**Your instructions**
Return all the data below as it stands, minus the pictures.

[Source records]
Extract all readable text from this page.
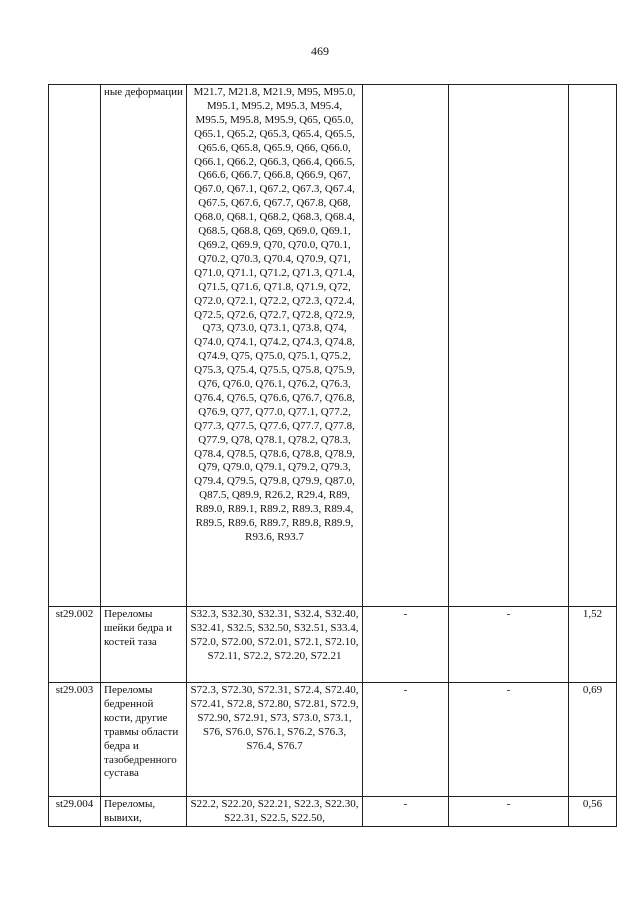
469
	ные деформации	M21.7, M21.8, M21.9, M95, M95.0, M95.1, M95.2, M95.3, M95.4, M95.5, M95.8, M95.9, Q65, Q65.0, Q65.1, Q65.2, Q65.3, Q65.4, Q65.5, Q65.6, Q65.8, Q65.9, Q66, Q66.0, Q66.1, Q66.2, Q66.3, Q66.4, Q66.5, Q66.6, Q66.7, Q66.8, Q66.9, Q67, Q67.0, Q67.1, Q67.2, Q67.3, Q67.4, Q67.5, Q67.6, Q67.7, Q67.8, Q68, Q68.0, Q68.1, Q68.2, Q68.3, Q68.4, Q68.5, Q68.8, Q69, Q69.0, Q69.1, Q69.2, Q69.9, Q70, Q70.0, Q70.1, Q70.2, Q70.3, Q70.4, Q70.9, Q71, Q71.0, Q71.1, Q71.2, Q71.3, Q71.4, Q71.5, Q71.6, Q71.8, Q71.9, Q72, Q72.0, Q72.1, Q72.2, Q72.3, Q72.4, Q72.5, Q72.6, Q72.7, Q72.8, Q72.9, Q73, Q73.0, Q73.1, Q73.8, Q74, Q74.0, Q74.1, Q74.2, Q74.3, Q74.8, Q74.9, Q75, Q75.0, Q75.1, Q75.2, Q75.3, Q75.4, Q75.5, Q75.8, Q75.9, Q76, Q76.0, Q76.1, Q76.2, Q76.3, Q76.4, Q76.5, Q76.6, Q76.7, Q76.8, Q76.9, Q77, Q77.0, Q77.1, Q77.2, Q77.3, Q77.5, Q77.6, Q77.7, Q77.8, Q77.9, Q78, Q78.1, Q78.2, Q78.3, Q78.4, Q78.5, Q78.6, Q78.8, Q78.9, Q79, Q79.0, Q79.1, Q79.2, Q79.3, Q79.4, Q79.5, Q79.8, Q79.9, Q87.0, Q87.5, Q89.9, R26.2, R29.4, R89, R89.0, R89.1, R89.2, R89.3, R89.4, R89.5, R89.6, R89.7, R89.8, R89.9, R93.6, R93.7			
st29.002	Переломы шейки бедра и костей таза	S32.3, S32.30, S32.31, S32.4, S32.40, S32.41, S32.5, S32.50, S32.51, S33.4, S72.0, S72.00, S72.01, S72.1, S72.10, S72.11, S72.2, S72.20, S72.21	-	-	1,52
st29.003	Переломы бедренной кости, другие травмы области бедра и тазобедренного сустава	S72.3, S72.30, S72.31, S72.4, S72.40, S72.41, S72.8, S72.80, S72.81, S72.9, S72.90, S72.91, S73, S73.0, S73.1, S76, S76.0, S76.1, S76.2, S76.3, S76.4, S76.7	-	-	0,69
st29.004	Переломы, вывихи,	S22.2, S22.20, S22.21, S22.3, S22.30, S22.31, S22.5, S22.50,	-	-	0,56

**Result below**
Extract all readable text from this page.
469
	ные деформации	M21.7, M21.8, M21.9, M95, M95.0, M95.1, M95.2, M95.3, M95.4, M95.5, M95.8, M95.9, Q65, Q65.0, Q65.1, Q65.2, Q65.3, Q65.4, Q65.5, Q65.6, Q65.8, Q65.9, Q66, Q66.0, Q66.1, Q66.2, Q66.3, Q66.4, Q66.5, Q66.6, Q66.7, Q66.8, Q66.9, Q67, Q67.0, Q67.1, Q67.2, Q67.3, Q67.4, Q67.5, Q67.6, Q67.7, Q67.8, Q68, Q68.0, Q68.1, Q68.2, Q68.3, Q68.4, Q68.5, Q68.8, Q69, Q69.0, Q69.1, Q69.2, Q69.9, Q70, Q70.0, Q70.1, Q70.2, Q70.3, Q70.4, Q70.9, Q71, Q71.0, Q71.1, Q71.2, Q71.3, Q71.4, Q71.5, Q71.6, Q71.8, Q71.9, Q72, Q72.0, Q72.1, Q72.2, Q72.3, Q72.4, Q72.5, Q72.6, Q72.7, Q72.8, Q72.9, Q73, Q73.0, Q73.1, Q73.8, Q74, Q74.0, Q74.1, Q74.2, Q74.3, Q74.8, Q74.9, Q75, Q75.0, Q75.1, Q75.2, Q75.3, Q75.4, Q75.5, Q75.8, Q75.9, Q76, Q76.0, Q76.1, Q76.2, Q76.3, Q76.4, Q76.5, Q76.6, Q76.7, Q76.8, Q76.9, Q77, Q77.0, Q77.1, Q77.2, Q77.3, Q77.5, Q77.6, Q77.7, Q77.8, Q77.9, Q78, Q78.1, Q78.2, Q78.3, Q78.4, Q78.5, Q78.6, Q78.8, Q78.9, Q79, Q79.0, Q79.1, Q79.2, Q79.3, Q79.4, Q79.5, Q79.8, Q79.9, Q87.0, Q87.5, Q89.9, R26.2, R29.4, R89, R89.0, R89.1, R89.2, R89.3, R89.4, R89.5, R89.6, R89.7, R89.8, R89.9, R93.6, R93.7			
st29.002	Переломы шейки бедра и костей таза	S32.3, S32.30, S32.31, S32.4, S32.40, S32.41, S32.5, S32.50, S32.51, S33.4, S72.0, S72.00, S72.01, S72.1, S72.10, S72.11, S72.2, S72.20, S72.21	-	-	1,52
st29.003	Переломы бедренной кости, другие травмы области бедра и тазобедренного сустава	S72.3, S72.30, S72.31, S72.4, S72.40, S72.41, S72.8, S72.80, S72.81, S72.9, S72.90, S72.91, S73, S73.0, S73.1, S76, S76.0, S76.1, S76.2, S76.3, S76.4, S76.7	-	-	0,69
st29.004	Переломы, вывихи,	S22.2, S22.20, S22.21, S22.3, S22.30, S22.31, S22.5, S22.50,	-	-	0,56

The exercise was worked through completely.